What is being asked:
The records below are to be copied word for word, with every picture left out.

— BEGIN —

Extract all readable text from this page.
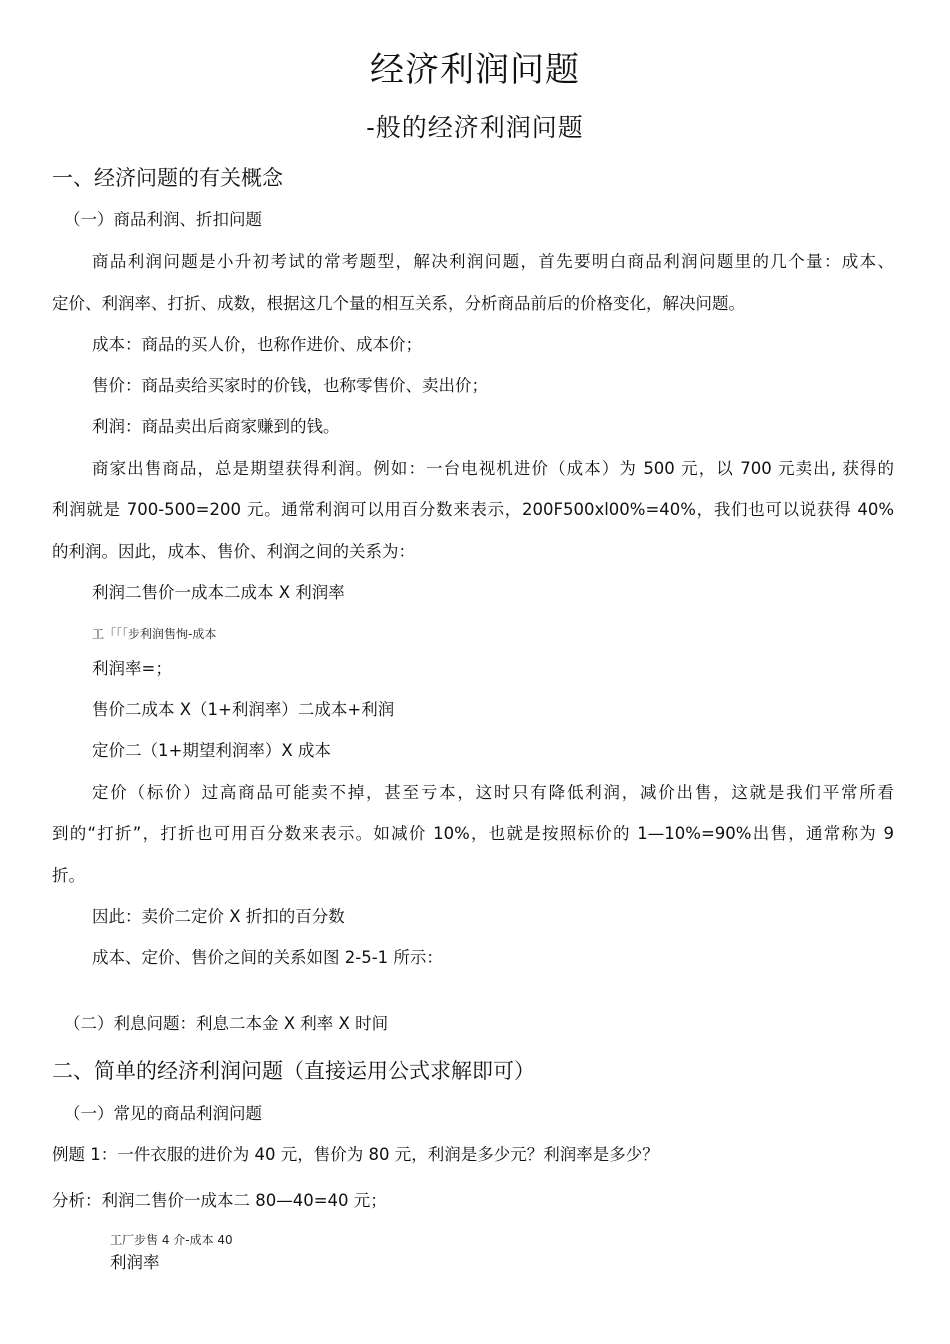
经济利润问题
-般的经济利润问题
一、经济问题的有关概念
（一）商品利润、折扣问题
商品利润问题是小升初考试的常考题型，解决利润问题，首先要明白商品利润问题里的几个量：成本、
定价、利润率、打折、成数，根据这几个量的相互关系，分析商品前后的价格变化，解决问题。
成本：商品的买人价，也称作进价、成本价；
售价：商品卖给买家时的价钱，也称零售价、卖出价；
利润：商品卖出后商家赚到的钱。
商家出售商品，总是期望获得利润。例如：一台电视机进价（成本）为 500 元，以 700 元卖出, 获得的
利润就是 700-500=200 元。通常利润可以用百分数来表示，200F500xl00%=40%，我们也可以说获得 40%
的利润。因此，成本、售价、利润之间的关系为：
利润二售价一成本二成本 X 利润率
工「「「步利润售恂-成本
利润率=；
售价二成本 X（1+利润率）二成本+利润
定价二（1+期望利润率）X 成本
定价（标价）过高商品可能卖不掉，甚至亏本，这时只有降低利润，减价出售，这就是我们平常所看
到的“打折”，打折也可用百分数来表示。如减价 10%，也就是按照标价的 1—10%=90%出售，通常称为 9
折。
因此：卖价二定价 X 折扣的百分数
成本、定价、售价之间的关系如图 2-5-1 所示：
（二）利息问题：利息二本金 X 利率 X 时间
二、简单的经济利润问题（直接运用公式求解即可）
（一）常见的商品利润问题
例题 1：一件衣服的进价为 40 元，售价为 80 元，利润是多少元？利润率是多少？
分析：利润二售价一成本二 80—40=40 元；
工厂步售 4 介-成本 40
利润率
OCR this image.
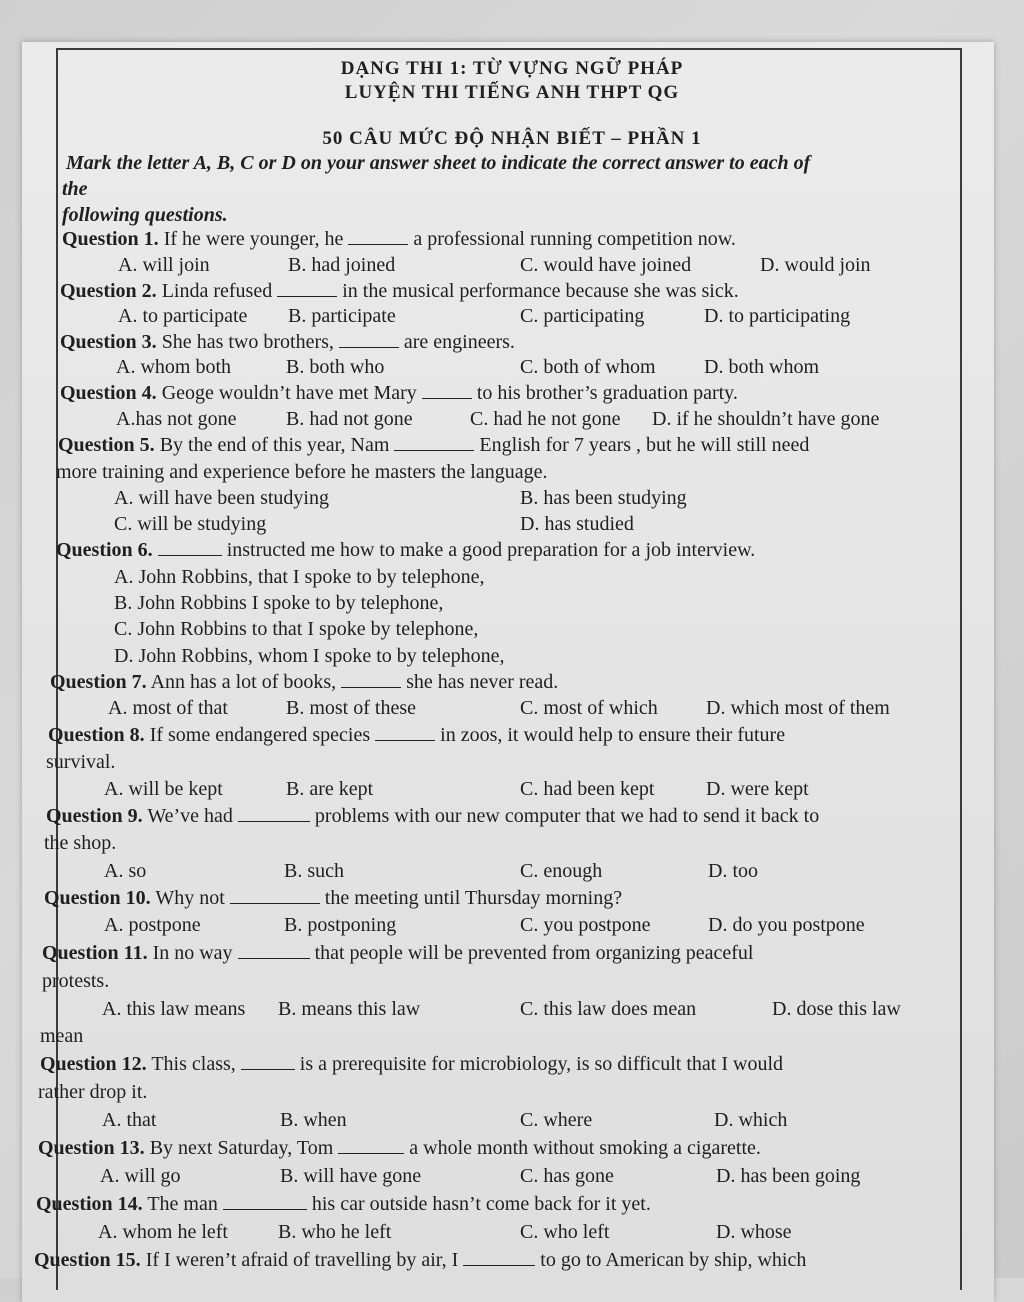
DẠNG THI 1: TỪ VỰNG NGỮ PHÁP
LUYỆN THI TIẾNG ANH THPT QG
50 CÂU MỨC ĐỘ NHẬN BIẾT – PHẦN 1
Mark the letter A, B, C or D on your answer sheet to indicate the correct answer to each of
the
following questions.
Question 1. If he were younger, he	a professional running competition now.
A. will join	B. had joined	C. would have joined	D. would join
Question 2. Linda refused	in the musical performance because she was sick.
A. to participate B. participate	C. participating	D. to participating
Question 3. She has two brothers,	are engineers.
A. whom both	B. both who	C. both of whom D. both whom
Question 4. Geoge wouldn’t have met Mary	to his brother’s graduation party.
A.has not gone B. had not gone	C. had he not gone D. if he shouldn’t have gone
Question 5. By the end of this year, Nam	English for 7 years , but he will still need
more training and experience before he masters the language.
A. will have been studying	B. has been studying
C. will be studying	D. has studied
Question 6.	instructed me how to make a good preparation for a job interview.
A. John Robbins, that I spoke to by telephone,
B. John Robbins I spoke to by telephone,
C. John Robbins to that I spoke by telephone,
D. John Robbins, whom I spoke to by telephone,
Question 7. Ann has a lot of books,	she has never read.
A. most of that	B. most of these	C. most of which D. which most of them
Question 8. If some endangered species	in zoos, it would help to ensure their future
survival.
A. will be kept	B. are kept	C. had been kept	D. were kept
Question 9. We’ve had	problems with our new computer that we had to send it back to
the shop.
A. so	B. such	C. enough	D. too
Question 10. Why not	the meeting until Thursday morning?
A. postpone	B. postponing	C. you postpone	D. do you postpone
Question 11. In no way	that people will be prevented from organizing peaceful
protests.
A. this law means B. means this law	C. this law does mean	D. dose this law
mean
Question 12. This class,	is a prerequisite for microbiology, is so difficult that I would
rather drop it.
A. that	B. when	C. where	D. which
Question 13. By next Saturday, Tom	a whole month without smoking a cigarette.
A. will go	B. will have gone	C. has gone	D. has been going
Question 14. The man	his car outside hasn’t come back for it yet.
A. whom he left	B. who he left	C. who left	D. whose
Question 15. If I weren’t afraid of travelling by air, I	to go to American by ship, which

— END —

Written response:
Extract all readable text from this page.
经济利润问题
-般的经济利润问题
一、经济问题的有关概念
（一）商品利润、折扣问题
商品利润问题是小升初考试的常考题型，解决利润问题，首先要明白商品利润问题里的几个量：成本、
定价、利润率、打折、成数，根据这几个量的相互关系，分析商品前后的价格变化，解决问题。
成本：商品的买人价，也称作进价、成本价；
售价：商品卖给买家时的价钱，也称零售价、卖出价；
利润：商品卖出后商家赚到的钱。
商家出售商品，总是期望获得利润。例如：一台电视机进价（成本）为 500 元，以 700 元卖出, 获得的
利润就是 700-500=200 元。通常利润可以用百分数来表示，200F500xl00%=40%，我们也可以说获得 40%
的利润。因此，成本、售价、利润之间的关系为：
利润二售价一成本二成本 X 利润率
工「「「步利润售恂-成本
利润率=；
售价二成本 X（1+利润率）二成本+利润
定价二（1+期望利润率）X 成本
定价（标价）过高商品可能卖不掉，甚至亏本，这时只有降低利润，减价出售，这就是我们平常所看
到的“打折”，打折也可用百分数来表示。如减价 10%，也就是按照标价的 1—10%=90%出售，通常称为 9
折。
因此：卖价二定价 X 折扣的百分数
成本、定价、售价之间的关系如图 2-5-1 所示：
（二）利息问题：利息二本金 X 利率 X 时间
二、简单的经济利润问题（直接运用公式求解即可）
（一）常见的商品利润问题
例题 1：一件衣服的进价为 40 元，售价为 80 元，利润是多少元？利润率是多少？
分析：利润二售价一成本二 80—40=40 元；
工厂步售 4 介-成本 40
利润率
OCR this image.
DẠNG THI 1: TỪ VỰNG NGỮ PHÁP
LUYỆN THI TIẾNG ANH THPT QG
50 CÂU MỨC ĐỘ NHẬN BIẾT – PHẦN 1
Mark the letter A, B, C or D on your answer sheet to indicate the correct answer to each of
the
following questions.
Question 1. If he were younger, he	a professional running competition now.
A. will join	B. had joined	C. would have joined	D. would join
Question 2. Linda refused	in the musical performance because she was sick.
A. to participate B. participate	C. participating	D. to participating
Question 3. She has two brothers,	are engineers.
A. whom both	B. both who	C. both of whom D. both whom
Question 4. Geoge wouldn’t have met Mary	to his brother’s graduation party.
A.has not gone B. had not gone	C. had he not gone D. if he shouldn’t have gone
Question 5. By the end of this year, Nam	English for 7 years , but he will still need
more training and experience before he masters the language.
A. will have been studying	B. has been studying
C. will be studying	D. has studied
Question 6.	instructed me how to make a good preparation for a job interview.
A. John Robbins, that I spoke to by telephone,
B. John Robbins I spoke to by telephone,
C. John Robbins to that I spoke by telephone,
D. John Robbins, whom I spoke to by telephone,
Question 7. Ann has a lot of books,	she has never read.
A. most of that	B. most of these	C. most of which D. which most of them
Question 8. If some endangered species	in zoos, it would help to ensure their future
survival.
A. will be kept	B. are kept	C. had been kept	D. were kept
Question 9. We’ve had	problems with our new computer that we had to send it back to
the shop.
A. so	B. such	C. enough	D. too
Question 10. Why not	the meeting until Thursday morning?
A. postpone	B. postponing	C. you postpone	D. do you postpone
Question 11. In no way	that people will be prevented from organizing peaceful
protests.
A. this law means B. means this law	C. this law does mean	D. dose this law
mean
Question 12. This class,	is a prerequisite for microbiology, is so difficult that I would
rather drop it.
A. that	B. when	C. where	D. which
Question 13. By next Saturday, Tom	a whole month without smoking a cigarette.
A. will go	B. will have gone	C. has gone	D. has been going
Question 14. The man	his car outside hasn’t come back for it yet.
A. whom he left	B. who he left	C. who left	D. whose
Question 15. If I weren’t afraid of travelling by air, I	to go to American by ship, which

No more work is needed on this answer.